# Directions:
Using the data below, repeat all of it precisely.

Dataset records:
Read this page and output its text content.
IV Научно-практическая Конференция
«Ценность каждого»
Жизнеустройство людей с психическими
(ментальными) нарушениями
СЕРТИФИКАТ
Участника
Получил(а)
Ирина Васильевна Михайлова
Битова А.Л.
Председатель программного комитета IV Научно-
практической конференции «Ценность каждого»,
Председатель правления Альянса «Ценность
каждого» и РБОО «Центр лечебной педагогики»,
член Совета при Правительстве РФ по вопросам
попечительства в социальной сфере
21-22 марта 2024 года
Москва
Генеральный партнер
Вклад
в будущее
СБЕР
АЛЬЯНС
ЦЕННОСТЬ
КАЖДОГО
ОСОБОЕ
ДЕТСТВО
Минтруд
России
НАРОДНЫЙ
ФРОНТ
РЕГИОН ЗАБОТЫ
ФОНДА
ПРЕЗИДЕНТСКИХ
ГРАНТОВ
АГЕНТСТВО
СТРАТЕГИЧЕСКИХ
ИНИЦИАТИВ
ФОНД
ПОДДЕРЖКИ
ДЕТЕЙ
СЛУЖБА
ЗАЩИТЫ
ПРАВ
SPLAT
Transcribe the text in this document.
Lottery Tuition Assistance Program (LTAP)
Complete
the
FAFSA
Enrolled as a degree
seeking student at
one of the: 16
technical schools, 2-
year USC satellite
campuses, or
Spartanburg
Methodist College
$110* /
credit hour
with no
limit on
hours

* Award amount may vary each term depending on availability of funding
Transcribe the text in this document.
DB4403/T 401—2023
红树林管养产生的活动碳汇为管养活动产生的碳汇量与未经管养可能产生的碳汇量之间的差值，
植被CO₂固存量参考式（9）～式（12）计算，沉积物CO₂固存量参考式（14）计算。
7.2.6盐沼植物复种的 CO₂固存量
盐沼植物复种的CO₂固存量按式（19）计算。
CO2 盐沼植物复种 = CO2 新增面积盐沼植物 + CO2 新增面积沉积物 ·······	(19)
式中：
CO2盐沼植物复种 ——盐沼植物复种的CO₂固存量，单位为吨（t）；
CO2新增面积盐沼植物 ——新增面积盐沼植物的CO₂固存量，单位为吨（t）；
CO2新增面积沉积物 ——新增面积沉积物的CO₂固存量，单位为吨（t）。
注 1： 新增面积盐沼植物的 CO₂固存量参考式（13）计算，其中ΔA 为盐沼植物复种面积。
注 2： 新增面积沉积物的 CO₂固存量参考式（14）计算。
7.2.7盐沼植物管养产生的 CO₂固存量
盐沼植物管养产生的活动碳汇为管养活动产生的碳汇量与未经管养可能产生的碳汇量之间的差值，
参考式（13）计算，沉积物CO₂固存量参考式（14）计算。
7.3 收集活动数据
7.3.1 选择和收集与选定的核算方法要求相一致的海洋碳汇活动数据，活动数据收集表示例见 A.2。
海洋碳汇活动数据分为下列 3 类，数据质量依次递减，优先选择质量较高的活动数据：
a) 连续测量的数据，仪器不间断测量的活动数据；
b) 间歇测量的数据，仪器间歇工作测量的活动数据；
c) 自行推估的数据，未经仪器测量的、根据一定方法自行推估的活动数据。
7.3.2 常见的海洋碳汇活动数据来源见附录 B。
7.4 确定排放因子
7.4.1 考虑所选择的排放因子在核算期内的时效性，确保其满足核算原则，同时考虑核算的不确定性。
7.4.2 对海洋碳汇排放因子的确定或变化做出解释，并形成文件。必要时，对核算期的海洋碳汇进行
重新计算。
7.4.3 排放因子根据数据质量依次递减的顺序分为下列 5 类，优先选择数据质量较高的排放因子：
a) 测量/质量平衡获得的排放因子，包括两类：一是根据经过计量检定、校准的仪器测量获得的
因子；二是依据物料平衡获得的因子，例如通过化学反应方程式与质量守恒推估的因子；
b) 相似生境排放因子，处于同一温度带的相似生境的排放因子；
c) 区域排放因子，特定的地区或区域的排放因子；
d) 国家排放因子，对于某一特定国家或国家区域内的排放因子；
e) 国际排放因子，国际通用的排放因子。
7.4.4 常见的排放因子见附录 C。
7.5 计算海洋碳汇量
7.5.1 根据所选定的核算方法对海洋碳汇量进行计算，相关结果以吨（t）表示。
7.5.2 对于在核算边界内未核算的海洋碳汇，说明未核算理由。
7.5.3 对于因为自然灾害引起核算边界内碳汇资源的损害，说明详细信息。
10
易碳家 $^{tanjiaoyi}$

# Answer to the task:
Read this page and output its text content.
IV Научно-практическая Конференция
«Ценность каждого»
Жизнеустройство людей с психическими
(ментальными) нарушениями
СЕРТИФИКАТ
Участника
Получил(а)
Ирина Васильевна Михайлова
Битова А.Л.
Председатель программного комитета IV Научно-
практической конференции «Ценность каждого»,
Председатель правления Альянса «Ценность
каждого» и РБОО «Центр лечебной педагогики»,
член Совета при Правительстве РФ по вопросам
попечительства в социальной сфере
21-22 марта 2024 года
Москва
Генеральный партнер
Вклад
в будущее
СБЕР
АЛЬЯНС
ЦЕННОСТЬ
КАЖДОГО
ОСОБОЕ
ДЕТСТВО
Минтруд
России
НАРОДНЫЙ
ФРОНТ
РЕГИОН ЗАБОТЫ
ФОНДА
ПРЕЗИДЕНТСКИХ
ГРАНТОВ
АГЕНТСТВО
СТРАТЕГИЧЕСКИХ
ИНИЦИАТИВ
ФОНД
ПОДДЕРЖКИ
ДЕТЕЙ
СЛУЖБА
ЗАЩИТЫ
ПРАВ
SPLAT
Transcribe the text in this document.
Lottery Tuition Assistance Program (LTAP)
Complete
the
FAFSA
Enrolled as a degree
seeking student at
one of the: 16
technical schools, 2-
year USC satellite
campuses, or
Spartanburg
Methodist College
$110* /
credit hour
with no
limit on
hours

* Award amount may vary each term depending on availability of funding
Transcribe the text in this document.
DB4403/T 401—2023
红树林管养产生的活动碳汇为管养活动产生的碳汇量与未经管养可能产生的碳汇量之间的差值，
植被CO₂固存量参考式（9）～式（12）计算，沉积物CO₂固存量参考式（14）计算。
7.2.6盐沼植物复种的 CO₂固存量
盐沼植物复种的CO₂固存量按式（19）计算。
CO2 盐沼植物复种 = CO2 新增面积盐沼植物 + CO2 新增面积沉积物 ·······	(19)
式中：
CO2盐沼植物复种 ——盐沼植物复种的CO₂固存量，单位为吨（t）；
CO2新增面积盐沼植物 ——新增面积盐沼植物的CO₂固存量，单位为吨（t）；
CO2新增面积沉积物 ——新增面积沉积物的CO₂固存量，单位为吨（t）。
注 1： 新增面积盐沼植物的 CO₂固存量参考式（13）计算，其中ΔA 为盐沼植物复种面积。
注 2： 新增面积沉积物的 CO₂固存量参考式（14）计算。
7.2.7盐沼植物管养产生的 CO₂固存量
盐沼植物管养产生的活动碳汇为管养活动产生的碳汇量与未经管养可能产生的碳汇量之间的差值，
参考式（13）计算，沉积物CO₂固存量参考式（14）计算。
7.3 收集活动数据
7.3.1 选择和收集与选定的核算方法要求相一致的海洋碳汇活动数据，活动数据收集表示例见 A.2。
海洋碳汇活动数据分为下列 3 类，数据质量依次递减，优先选择质量较高的活动数据：
a) 连续测量的数据，仪器不间断测量的活动数据；
b) 间歇测量的数据，仪器间歇工作测量的活动数据；
c) 自行推估的数据，未经仪器测量的、根据一定方法自行推估的活动数据。
7.3.2 常见的海洋碳汇活动数据来源见附录 B。
7.4 确定排放因子
7.4.1 考虑所选择的排放因子在核算期内的时效性，确保其满足核算原则，同时考虑核算的不确定性。
7.4.2 对海洋碳汇排放因子的确定或变化做出解释，并形成文件。必要时，对核算期的海洋碳汇进行
重新计算。
7.4.3 排放因子根据数据质量依次递减的顺序分为下列 5 类，优先选择数据质量较高的排放因子：
a) 测量/质量平衡获得的排放因子，包括两类：一是根据经过计量检定、校准的仪器测量获得的
因子；二是依据物料平衡获得的因子，例如通过化学反应方程式与质量守恒推估的因子；
b) 相似生境排放因子，处于同一温度带的相似生境的排放因子；
c) 区域排放因子，特定的地区或区域的排放因子；
d) 国家排放因子，对于某一特定国家或国家区域内的排放因子；
e) 国际排放因子，国际通用的排放因子。
7.4.4 常见的排放因子见附录 C。
7.5 计算海洋碳汇量
7.5.1 根据所选定的核算方法对海洋碳汇量进行计算，相关结果以吨（t）表示。
7.5.2 对于在核算边界内未核算的海洋碳汇，说明未核算理由。
7.5.3 对于因为自然灾害引起核算边界内碳汇资源的损害，说明详细信息。
10
易碳家 $^{tanjiaoyi}$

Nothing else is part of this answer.